» Set problem 1: Put the listing's lines into a Markdown table with the columns Row and Line, numbering each row and skipping blank lines. Cover only the part that opens with the line containing "- Text: N: N: [54, 64, 62, 74]" and closes with the line containing "Output each element", both included, and leave the pictures out.

» Quoted passage:
------------------------------------

# Data Ingestion

**Purpose**:

This notebook aims to conduct a lightweight data processing test using Python and SQL on an SQLite backend. We will adopt the medallion architecture, organising our data into Bronze, Silver, and Gold layers. Each layer will serve a specific purpose, beginning with the Bronze layer, which focuses on ingesting raw data.

Our data source is KaggleHub, and the dataset used is GoodReadBooks. In addition to this dataset, we will generate synthetic data to fill in gaps such as member information, books borrowed, return times, and other relevant details.

Finally, we will create views for the Gold layer to support refined and analytical use cases.

## Import 
We begin by importing the necessary libraries and functions required for data ingestion and processing.

------------------------------------

» Set problem 2: Translate this sentence from the data ingestion notes into Spanish: "Finally, we will create views for the Gold layer to support refined and analytical use cases."

» Raw records:

------------------------------------

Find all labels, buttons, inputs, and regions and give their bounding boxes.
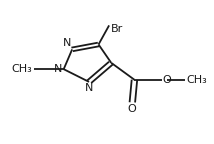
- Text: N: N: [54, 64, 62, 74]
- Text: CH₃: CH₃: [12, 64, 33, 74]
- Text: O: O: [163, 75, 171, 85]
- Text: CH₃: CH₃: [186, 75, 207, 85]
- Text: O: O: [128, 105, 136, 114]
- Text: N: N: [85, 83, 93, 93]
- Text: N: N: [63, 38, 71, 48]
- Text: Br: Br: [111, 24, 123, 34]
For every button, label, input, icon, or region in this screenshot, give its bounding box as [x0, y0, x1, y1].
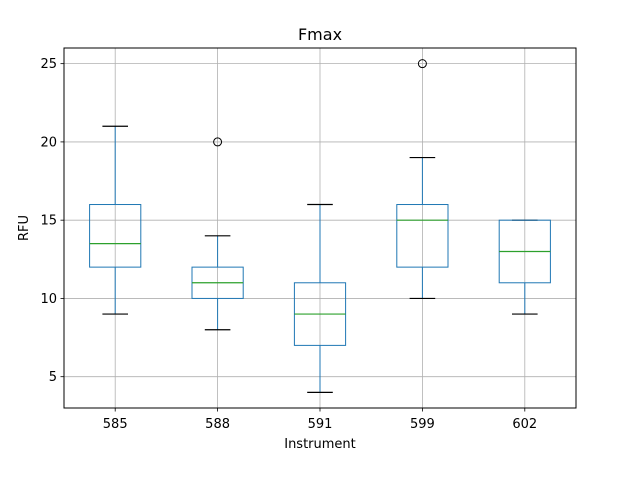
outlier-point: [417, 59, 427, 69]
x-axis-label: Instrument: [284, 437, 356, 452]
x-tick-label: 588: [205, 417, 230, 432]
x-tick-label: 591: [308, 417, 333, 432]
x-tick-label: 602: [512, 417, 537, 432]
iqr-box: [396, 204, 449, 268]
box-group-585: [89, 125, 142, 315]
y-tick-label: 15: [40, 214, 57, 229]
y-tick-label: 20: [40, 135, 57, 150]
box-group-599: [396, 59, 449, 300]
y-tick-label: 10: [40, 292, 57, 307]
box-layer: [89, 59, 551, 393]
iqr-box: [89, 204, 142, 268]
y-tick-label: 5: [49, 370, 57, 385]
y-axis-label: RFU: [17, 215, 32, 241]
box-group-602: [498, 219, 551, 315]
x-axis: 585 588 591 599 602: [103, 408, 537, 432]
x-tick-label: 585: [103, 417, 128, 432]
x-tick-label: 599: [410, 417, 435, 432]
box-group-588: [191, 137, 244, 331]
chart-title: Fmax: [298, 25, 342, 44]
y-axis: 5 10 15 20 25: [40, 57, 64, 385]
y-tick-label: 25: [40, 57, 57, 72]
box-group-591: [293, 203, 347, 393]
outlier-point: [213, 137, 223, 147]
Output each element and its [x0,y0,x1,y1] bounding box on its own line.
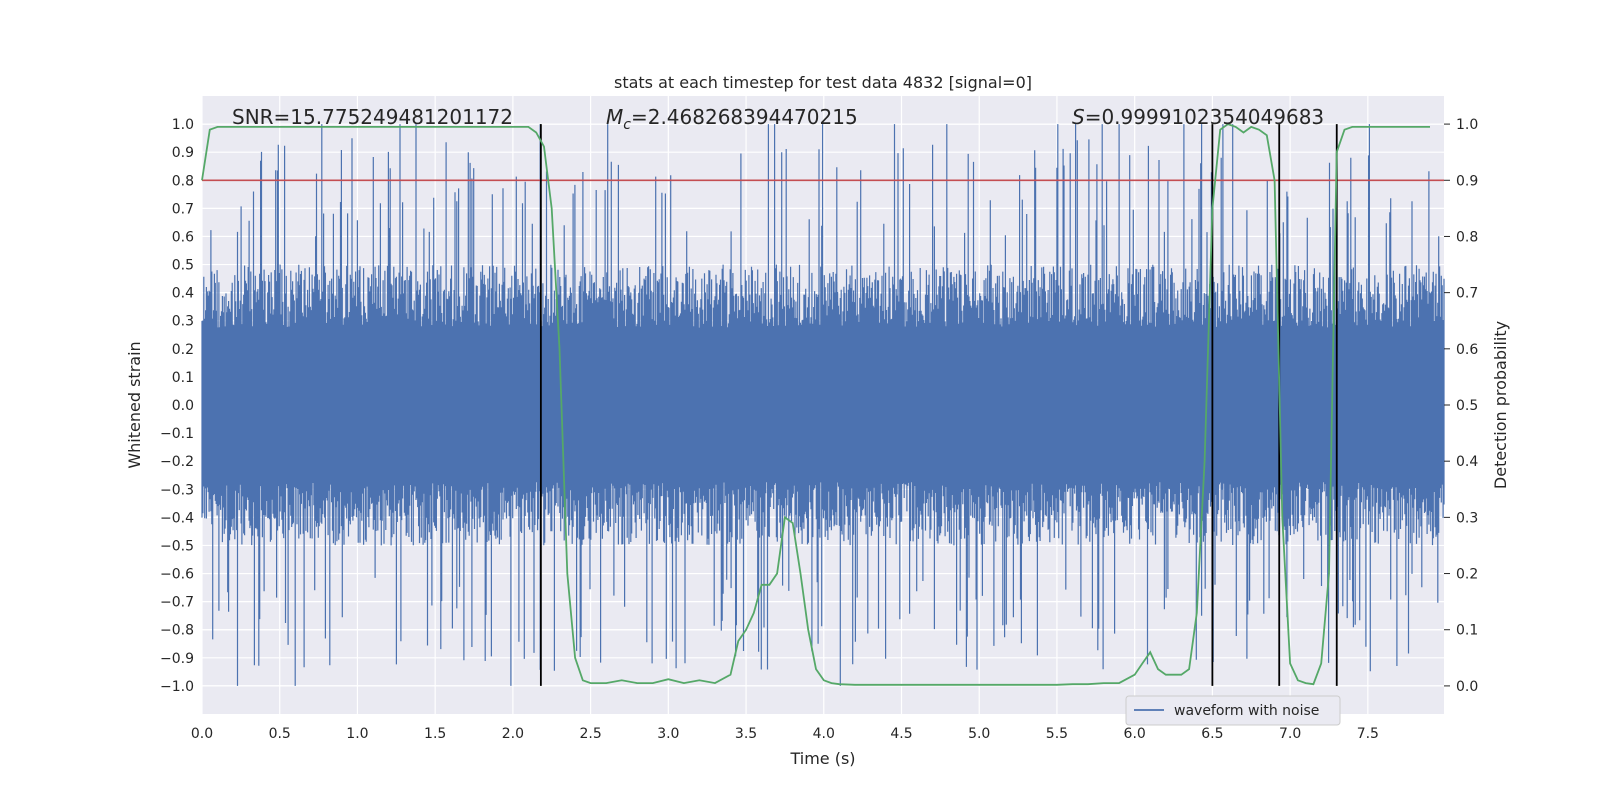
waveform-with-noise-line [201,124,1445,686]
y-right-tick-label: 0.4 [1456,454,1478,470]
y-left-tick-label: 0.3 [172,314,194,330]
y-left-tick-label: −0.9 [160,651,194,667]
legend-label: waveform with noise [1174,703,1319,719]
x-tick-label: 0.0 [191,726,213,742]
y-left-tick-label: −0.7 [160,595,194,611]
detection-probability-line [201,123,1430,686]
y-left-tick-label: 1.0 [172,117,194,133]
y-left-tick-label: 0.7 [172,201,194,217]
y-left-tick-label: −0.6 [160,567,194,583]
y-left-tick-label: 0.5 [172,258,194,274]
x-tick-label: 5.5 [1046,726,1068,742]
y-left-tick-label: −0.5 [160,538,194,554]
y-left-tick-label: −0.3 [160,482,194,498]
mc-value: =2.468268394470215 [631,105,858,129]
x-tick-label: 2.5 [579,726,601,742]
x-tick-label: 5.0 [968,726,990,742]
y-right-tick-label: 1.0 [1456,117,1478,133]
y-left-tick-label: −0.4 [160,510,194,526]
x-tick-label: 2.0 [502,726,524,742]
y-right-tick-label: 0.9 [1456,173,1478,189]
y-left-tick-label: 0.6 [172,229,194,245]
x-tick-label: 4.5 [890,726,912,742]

------------------------------------

» Task result 1:
| Row | Line |
|---|---|
| 1 | - Text: N: N: [54, 64, 62, 74] |
| 2 | - Text: CH₃: CH₃: [12, 64, 33, 74] |
| 3 | - Text: O: O: [163, 75, 171, 85] |
| 4 | - Text: CH₃: CH₃: [186, 75, 207, 85] |
| 5 | - Text: O: O: [128, 105, 136, 114] |
| 6 | - Text: N: N: [85, 83, 93, 93] |
| 7 | - Text: N: N: [63, 38, 71, 48] |
| 8 | - Text: Br: Br: [111, 24, 123, 34] |
| 9 | For every button, label, input, icon, or region in this screenshot, give its bounding box as [x0, y0, x1, y1]. |
| 10 | outlier-point: [417, 59, 427, 69] |
| 11 | x-axis-label: Instrument: [284, 437, 356, 452] |
| 12 | x-tick-label: 588: [205, 417, 230, 432] |
| 13 | x-tick-label: 591: [308, 417, 333, 432] |
| 14 | x-tick-label: 602: [512, 417, 537, 432] |
| 15 | iqr-box: [396, 204, 449, 268] |
| 16 | box-group-585: [89, 125, 142, 315] |
| 17 | y-tick-label: 15: [40, 214, 57, 229] |
| 18 | y-tick-label: 20: [40, 135, 57, 150] |
| 19 | box-group-599: [396, 59, 449, 300] |
| 20 | y-tick-label: 10: [40, 292, 57, 307] |
| 21 | box-layer: [89, 59, 551, 393] |
| 22 | iqr-box: [89, 204, 142, 268] |
| 23 | y-tick-label: 5: [49, 370, 57, 385] |
| 24 | y-axis-label: RFU: [17, 215, 32, 241] |
| 25 | box-group-602: [498, 219, 551, 315] |
| 26 | x-axis: 585 588 591 599 602: [103, 408, 537, 432] |
| 27 | x-tick-label: 585: [103, 417, 128, 432] |
| 28 | x-tick-label: 599: [410, 417, 435, 432] |
| 29 | box-group-588: [191, 137, 244, 331] |
| 30 | chart-title: Fmax: [298, 25, 342, 44] |
| 31 | y-axis: 5 10 15 20 25: [40, 57, 64, 385] |
| 32 | y-tick-label: 25: [40, 57, 57, 72] |
| 33 | box-group-591: [293, 203, 347, 393] |
| 34 | outlier-point: [213, 137, 223, 147] |
| 35 | Output each element and its [x0,y0,x1,y1] bounding box on its own line. |

» Task result 2: Por último, crearemos vistas para la capa Gold que respalden casos de uso refinados y analíticos.